- Short task
Find the lines that contain the word "areas" and copy each one.

- Given records
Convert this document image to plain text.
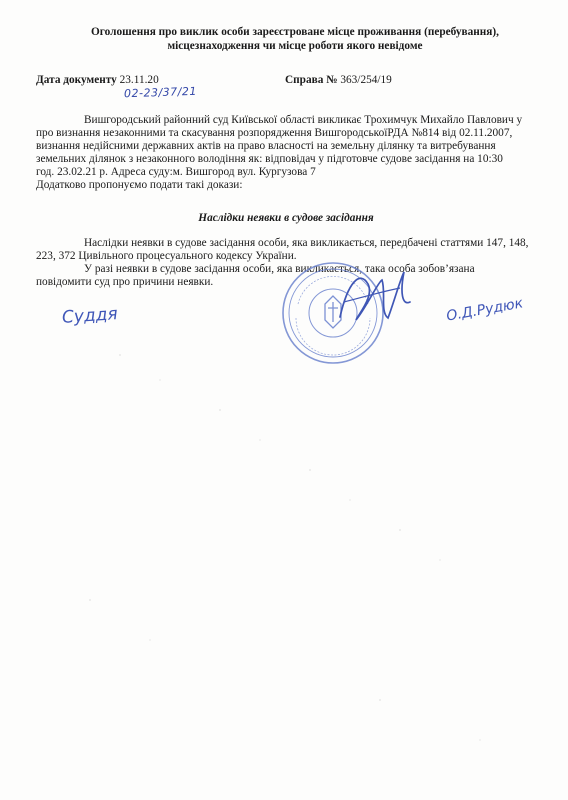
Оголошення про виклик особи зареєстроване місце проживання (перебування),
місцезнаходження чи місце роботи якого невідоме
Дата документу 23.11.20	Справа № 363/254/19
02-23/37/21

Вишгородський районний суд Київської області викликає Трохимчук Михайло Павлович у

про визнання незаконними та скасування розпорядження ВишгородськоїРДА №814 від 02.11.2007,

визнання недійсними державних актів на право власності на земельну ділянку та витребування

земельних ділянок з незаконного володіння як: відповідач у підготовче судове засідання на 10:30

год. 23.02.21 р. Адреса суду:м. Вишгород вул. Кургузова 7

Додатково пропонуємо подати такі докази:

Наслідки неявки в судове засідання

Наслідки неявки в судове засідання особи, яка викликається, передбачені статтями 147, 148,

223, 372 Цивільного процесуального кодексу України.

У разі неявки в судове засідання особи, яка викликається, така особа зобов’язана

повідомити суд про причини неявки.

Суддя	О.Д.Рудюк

...

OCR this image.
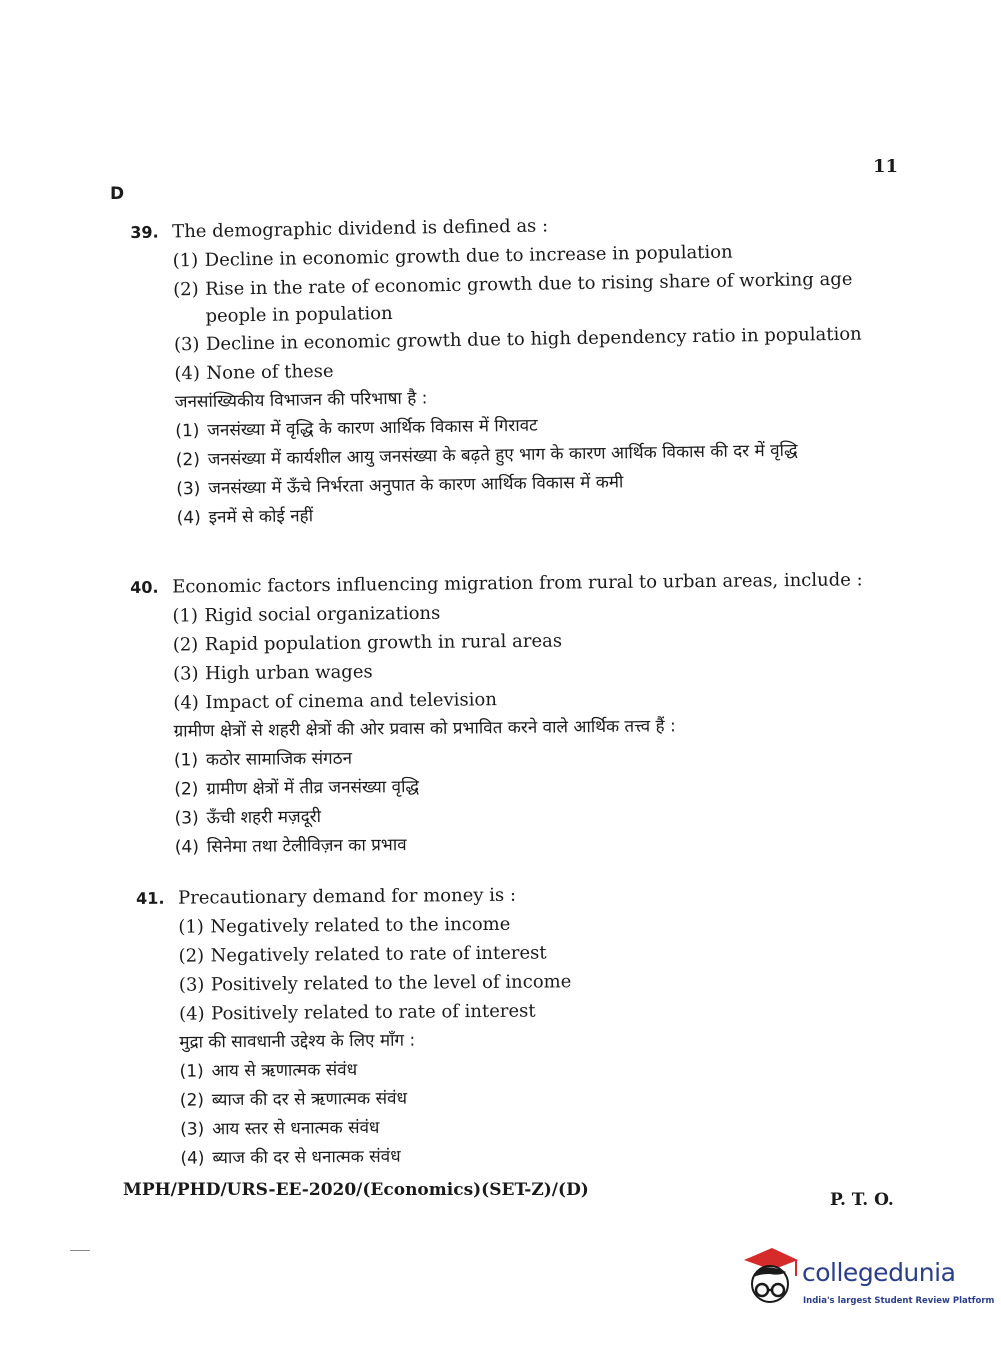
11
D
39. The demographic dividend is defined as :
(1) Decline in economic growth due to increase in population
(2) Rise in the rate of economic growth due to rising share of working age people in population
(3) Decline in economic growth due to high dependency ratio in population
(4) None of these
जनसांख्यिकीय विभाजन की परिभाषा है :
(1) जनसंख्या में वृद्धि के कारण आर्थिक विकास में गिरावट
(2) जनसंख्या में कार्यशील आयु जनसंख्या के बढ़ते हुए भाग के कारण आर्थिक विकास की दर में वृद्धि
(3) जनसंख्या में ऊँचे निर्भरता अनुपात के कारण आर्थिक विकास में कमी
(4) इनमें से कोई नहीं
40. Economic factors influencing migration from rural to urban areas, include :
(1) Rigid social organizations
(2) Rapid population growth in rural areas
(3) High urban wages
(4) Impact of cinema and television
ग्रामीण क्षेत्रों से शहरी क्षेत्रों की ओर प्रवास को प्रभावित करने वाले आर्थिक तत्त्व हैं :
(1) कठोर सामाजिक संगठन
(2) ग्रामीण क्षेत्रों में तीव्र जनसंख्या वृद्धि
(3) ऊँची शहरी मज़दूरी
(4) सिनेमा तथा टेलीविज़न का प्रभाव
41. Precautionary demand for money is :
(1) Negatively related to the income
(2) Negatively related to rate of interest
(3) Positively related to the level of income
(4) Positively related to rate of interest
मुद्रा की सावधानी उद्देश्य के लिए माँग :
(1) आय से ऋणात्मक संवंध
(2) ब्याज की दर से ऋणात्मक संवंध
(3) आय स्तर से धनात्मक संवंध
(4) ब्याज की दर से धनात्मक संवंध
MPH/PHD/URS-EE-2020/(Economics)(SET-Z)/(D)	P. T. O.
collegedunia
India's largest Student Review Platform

- Answer to this problem
40. Economic factors influencing migration from rural to urban areas, include :
(2) Rapid population growth in rural areas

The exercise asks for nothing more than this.